### AIM OF THE TASK
Repeat exactly each line of the data provided below.
━━━━━ RAW RECORDS ━━━━━
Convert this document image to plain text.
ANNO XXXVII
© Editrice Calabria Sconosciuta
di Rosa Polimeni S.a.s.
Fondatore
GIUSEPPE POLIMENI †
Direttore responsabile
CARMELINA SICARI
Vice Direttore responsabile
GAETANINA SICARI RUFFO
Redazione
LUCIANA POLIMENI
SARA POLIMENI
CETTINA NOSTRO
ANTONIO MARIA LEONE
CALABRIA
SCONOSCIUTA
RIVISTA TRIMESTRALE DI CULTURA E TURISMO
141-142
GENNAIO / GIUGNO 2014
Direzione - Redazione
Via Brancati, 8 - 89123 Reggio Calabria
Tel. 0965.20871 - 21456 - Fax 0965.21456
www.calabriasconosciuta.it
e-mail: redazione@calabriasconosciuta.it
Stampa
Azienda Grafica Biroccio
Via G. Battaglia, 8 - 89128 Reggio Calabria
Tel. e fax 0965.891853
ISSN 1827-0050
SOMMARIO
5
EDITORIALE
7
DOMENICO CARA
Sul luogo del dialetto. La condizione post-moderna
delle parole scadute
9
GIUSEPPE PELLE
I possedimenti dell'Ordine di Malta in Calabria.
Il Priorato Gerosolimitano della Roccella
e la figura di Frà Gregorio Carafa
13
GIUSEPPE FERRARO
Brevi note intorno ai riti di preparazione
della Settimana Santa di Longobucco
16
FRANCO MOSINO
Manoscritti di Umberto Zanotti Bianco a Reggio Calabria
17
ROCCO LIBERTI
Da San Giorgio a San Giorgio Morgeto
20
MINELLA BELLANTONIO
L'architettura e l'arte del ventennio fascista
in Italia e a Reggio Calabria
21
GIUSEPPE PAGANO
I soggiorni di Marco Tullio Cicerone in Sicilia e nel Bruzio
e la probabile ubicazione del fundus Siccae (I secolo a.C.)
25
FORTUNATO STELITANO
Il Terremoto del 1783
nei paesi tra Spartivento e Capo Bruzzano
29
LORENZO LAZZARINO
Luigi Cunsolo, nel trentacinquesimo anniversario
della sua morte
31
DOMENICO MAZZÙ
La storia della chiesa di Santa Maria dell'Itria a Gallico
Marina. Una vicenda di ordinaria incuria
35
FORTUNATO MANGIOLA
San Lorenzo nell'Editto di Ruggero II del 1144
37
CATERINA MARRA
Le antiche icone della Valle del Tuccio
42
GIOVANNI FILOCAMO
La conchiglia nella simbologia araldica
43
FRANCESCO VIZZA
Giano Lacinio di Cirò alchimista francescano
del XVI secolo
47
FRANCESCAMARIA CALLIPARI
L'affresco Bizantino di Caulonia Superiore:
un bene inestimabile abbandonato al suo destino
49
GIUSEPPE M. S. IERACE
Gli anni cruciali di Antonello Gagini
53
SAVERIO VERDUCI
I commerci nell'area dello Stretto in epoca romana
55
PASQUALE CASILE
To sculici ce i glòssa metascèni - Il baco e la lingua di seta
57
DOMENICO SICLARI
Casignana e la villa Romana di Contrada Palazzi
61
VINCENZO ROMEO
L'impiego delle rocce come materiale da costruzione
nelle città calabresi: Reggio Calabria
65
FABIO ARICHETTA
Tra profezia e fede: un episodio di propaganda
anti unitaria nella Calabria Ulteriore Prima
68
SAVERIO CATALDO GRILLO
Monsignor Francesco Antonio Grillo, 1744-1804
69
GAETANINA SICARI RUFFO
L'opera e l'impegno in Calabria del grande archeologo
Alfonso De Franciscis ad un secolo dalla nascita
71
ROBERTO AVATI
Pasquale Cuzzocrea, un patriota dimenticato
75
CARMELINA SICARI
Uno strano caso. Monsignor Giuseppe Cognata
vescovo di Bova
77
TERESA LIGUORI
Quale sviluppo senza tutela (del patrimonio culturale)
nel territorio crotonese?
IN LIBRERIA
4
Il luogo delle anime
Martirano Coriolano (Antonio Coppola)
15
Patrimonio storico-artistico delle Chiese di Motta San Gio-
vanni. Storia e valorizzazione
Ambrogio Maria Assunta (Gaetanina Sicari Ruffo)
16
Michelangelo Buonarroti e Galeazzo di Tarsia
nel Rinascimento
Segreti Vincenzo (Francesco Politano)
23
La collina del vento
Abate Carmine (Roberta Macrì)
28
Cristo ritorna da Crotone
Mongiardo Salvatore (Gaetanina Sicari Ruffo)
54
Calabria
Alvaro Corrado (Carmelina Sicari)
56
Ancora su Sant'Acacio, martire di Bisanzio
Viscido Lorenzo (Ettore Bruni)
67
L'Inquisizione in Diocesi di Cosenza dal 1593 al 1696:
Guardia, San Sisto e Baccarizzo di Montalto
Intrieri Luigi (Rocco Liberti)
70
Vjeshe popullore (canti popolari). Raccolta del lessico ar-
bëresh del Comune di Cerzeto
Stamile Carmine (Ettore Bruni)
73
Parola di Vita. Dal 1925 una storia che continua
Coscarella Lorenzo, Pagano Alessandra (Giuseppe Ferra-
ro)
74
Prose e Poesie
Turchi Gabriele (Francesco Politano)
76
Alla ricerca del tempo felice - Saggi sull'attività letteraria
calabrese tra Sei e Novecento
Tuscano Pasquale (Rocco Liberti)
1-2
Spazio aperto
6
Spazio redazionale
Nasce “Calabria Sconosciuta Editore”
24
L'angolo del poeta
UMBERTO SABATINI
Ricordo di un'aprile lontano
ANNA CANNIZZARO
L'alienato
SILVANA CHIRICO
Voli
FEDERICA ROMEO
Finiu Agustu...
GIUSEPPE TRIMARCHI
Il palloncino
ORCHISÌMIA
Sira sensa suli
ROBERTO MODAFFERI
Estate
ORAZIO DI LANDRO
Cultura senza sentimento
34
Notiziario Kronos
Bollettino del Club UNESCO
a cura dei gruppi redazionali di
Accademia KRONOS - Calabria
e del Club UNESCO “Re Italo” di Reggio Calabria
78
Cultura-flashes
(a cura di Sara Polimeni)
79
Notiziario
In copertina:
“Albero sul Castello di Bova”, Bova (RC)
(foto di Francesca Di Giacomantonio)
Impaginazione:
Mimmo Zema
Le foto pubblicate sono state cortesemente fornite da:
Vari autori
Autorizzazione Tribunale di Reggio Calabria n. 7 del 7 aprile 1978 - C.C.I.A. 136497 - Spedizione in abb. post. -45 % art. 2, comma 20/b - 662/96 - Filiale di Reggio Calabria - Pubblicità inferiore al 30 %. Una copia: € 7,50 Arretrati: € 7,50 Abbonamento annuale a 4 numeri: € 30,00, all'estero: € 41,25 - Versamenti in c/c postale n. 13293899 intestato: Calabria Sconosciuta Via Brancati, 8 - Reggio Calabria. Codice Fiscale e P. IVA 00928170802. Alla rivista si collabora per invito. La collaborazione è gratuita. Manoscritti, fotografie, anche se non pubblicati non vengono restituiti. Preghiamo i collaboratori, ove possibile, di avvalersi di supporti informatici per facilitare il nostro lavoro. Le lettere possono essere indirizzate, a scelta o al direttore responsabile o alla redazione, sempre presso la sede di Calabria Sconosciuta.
━━━━━
### ANSWER IN FULL
Convert this document image to plain text.
ANNO XXXVII
© Editrice Calabria Sconosciuta
di Rosa Polimeni S.a.s.
Fondatore
GIUSEPPE POLIMENI †
Direttore responsabile
CARMELINA SICARI
Vice Direttore responsabile
GAETANINA SICARI RUFFO
Redazione
LUCIANA POLIMENI
SARA POLIMENI
CETTINA NOSTRO
ANTONIO MARIA LEONE
CALABRIA
SCONOSCIUTA
RIVISTA TRIMESTRALE DI CULTURA E TURISMO
141-142
GENNAIO / GIUGNO 2014
Direzione - Redazione
Via Brancati, 8 - 89123 Reggio Calabria
Tel. 0965.20871 - 21456 - Fax 0965.21456
www.calabriasconosciuta.it
e-mail: redazione@calabriasconosciuta.it
Stampa
Azienda Grafica Biroccio
Via G. Battaglia, 8 - 89128 Reggio Calabria
Tel. e fax 0965.891853
ISSN 1827-0050
SOMMARIO
5
EDITORIALE
7
DOMENICO CARA
Sul luogo del dialetto. La condizione post-moderna
delle parole scadute
9
GIUSEPPE PELLE
I possedimenti dell'Ordine di Malta in Calabria.
Il Priorato Gerosolimitano della Roccella
e la figura di Frà Gregorio Carafa
13
GIUSEPPE FERRARO
Brevi note intorno ai riti di preparazione
della Settimana Santa di Longobucco
16
FRANCO MOSINO
Manoscritti di Umberto Zanotti Bianco a Reggio Calabria
17
ROCCO LIBERTI
Da San Giorgio a San Giorgio Morgeto
20
MINELLA BELLANTONIO
L'architettura e l'arte del ventennio fascista
in Italia e a Reggio Calabria
21
GIUSEPPE PAGANO
I soggiorni di Marco Tullio Cicerone in Sicilia e nel Bruzio
e la probabile ubicazione del fundus Siccae (I secolo a.C.)
25
FORTUNATO STELITANO
Il Terremoto del 1783
nei paesi tra Spartivento e Capo Bruzzano
29
LORENZO LAZZARINO
Luigi Cunsolo, nel trentacinquesimo anniversario
della sua morte
31
DOMENICO MAZZÙ
La storia della chiesa di Santa Maria dell'Itria a Gallico
Marina. Una vicenda di ordinaria incuria
35
FORTUNATO MANGIOLA
San Lorenzo nell'Editto di Ruggero II del 1144
37
CATERINA MARRA
Le antiche icone della Valle del Tuccio
42
GIOVANNI FILOCAMO
La conchiglia nella simbologia araldica
43
FRANCESCO VIZZA
Giano Lacinio di Cirò alchimista francescano
del XVI secolo
47
FRANCESCAMARIA CALLIPARI
L'affresco Bizantino di Caulonia Superiore:
un bene inestimabile abbandonato al suo destino
49
GIUSEPPE M. S. IERACE
Gli anni cruciali di Antonello Gagini
53
SAVERIO VERDUCI
I commerci nell'area dello Stretto in epoca romana
55
PASQUALE CASILE
To sculici ce i glòssa metascèni - Il baco e la lingua di seta
57
DOMENICO SICLARI
Casignana e la villa Romana di Contrada Palazzi
61
VINCENZO ROMEO
L'impiego delle rocce come materiale da costruzione
nelle città calabresi: Reggio Calabria
65
FABIO ARICHETTA
Tra profezia e fede: un episodio di propaganda
anti unitaria nella Calabria Ulteriore Prima
68
SAVERIO CATALDO GRILLO
Monsignor Francesco Antonio Grillo, 1744-1804
69
GAETANINA SICARI RUFFO
L'opera e l'impegno in Calabria del grande archeologo
Alfonso De Franciscis ad un secolo dalla nascita
71
ROBERTO AVATI
Pasquale Cuzzocrea, un patriota dimenticato
75
CARMELINA SICARI
Uno strano caso. Monsignor Giuseppe Cognata
vescovo di Bova
77
TERESA LIGUORI
Quale sviluppo senza tutela (del patrimonio culturale)
nel territorio crotonese?
IN LIBRERIA
4
Il luogo delle anime
Martirano Coriolano (Antonio Coppola)
15
Patrimonio storico-artistico delle Chiese di Motta San Gio-
vanni. Storia e valorizzazione
Ambrogio Maria Assunta (Gaetanina Sicari Ruffo)
16
Michelangelo Buonarroti e Galeazzo di Tarsia
nel Rinascimento
Segreti Vincenzo (Francesco Politano)
23
La collina del vento
Abate Carmine (Roberta Macrì)
28
Cristo ritorna da Crotone
Mongiardo Salvatore (Gaetanina Sicari Ruffo)
54
Calabria
Alvaro Corrado (Carmelina Sicari)
56
Ancora su Sant'Acacio, martire di Bisanzio
Viscido Lorenzo (Ettore Bruni)
67
L'Inquisizione in Diocesi di Cosenza dal 1593 al 1696:
Guardia, San Sisto e Baccarizzo di Montalto
Intrieri Luigi (Rocco Liberti)
70
Vjeshe popullore (canti popolari). Raccolta del lessico ar-
bëresh del Comune di Cerzeto
Stamile Carmine (Ettore Bruni)
73
Parola di Vita. Dal 1925 una storia che continua
Coscarella Lorenzo, Pagano Alessandra (Giuseppe Ferra-
ro)
74
Prose e Poesie
Turchi Gabriele (Francesco Politano)
76
Alla ricerca del tempo felice - Saggi sull'attività letteraria
calabrese tra Sei e Novecento
Tuscano Pasquale (Rocco Liberti)
1-2
Spazio aperto
6
Spazio redazionale
Nasce “Calabria Sconosciuta Editore”
24
L'angolo del poeta
UMBERTO SABATINI
Ricordo di un'aprile lontano
ANNA CANNIZZARO
L'alienato
SILVANA CHIRICO
Voli
FEDERICA ROMEO
Finiu Agustu...
GIUSEPPE TRIMARCHI
Il palloncino
ORCHISÌMIA
Sira sensa suli
ROBERTO MODAFFERI
Estate
ORAZIO DI LANDRO
Cultura senza sentimento
34
Notiziario Kronos
Bollettino del Club UNESCO
a cura dei gruppi redazionali di
Accademia KRONOS - Calabria
e del Club UNESCO “Re Italo” di Reggio Calabria
78
Cultura-flashes
(a cura di Sara Polimeni)
79
Notiziario
In copertina:
“Albero sul Castello di Bova”, Bova (RC)
(foto di Francesca Di Giacomantonio)
Impaginazione:
Mimmo Zema
Le foto pubblicate sono state cortesemente fornite da:
Vari autori
Autorizzazione Tribunale di Reggio Calabria n. 7 del 7 aprile 1978 - C.C.I.A. 136497 - Spedizione in abb. post. -45 % art. 2, comma 20/b - 662/96 - Filiale di Reggio Calabria - Pubblicità inferiore al 30 %. Una copia: € 7,50 Arretrati: € 7,50 Abbonamento annuale a 4 numeri: € 30,00, all'estero: € 41,25 - Versamenti in c/c postale n. 13293899 intestato: Calabria Sconosciuta Via Brancati, 8 - Reggio Calabria. Codice Fiscale e P. IVA 00928170802. Alla rivista si collabora per invito. La collaborazione è gratuita. Manoscritti, fotografie, anche se non pubblicati non vengono restituiti. Preghiamo i collaboratori, ove possibile, di avvalersi di supporti informatici per facilitare il nostro lavoro. Le lettere possono essere indirizzate, a scelta o al direttore responsabile o alla redazione, sempre presso la sede di Calabria Sconosciuta.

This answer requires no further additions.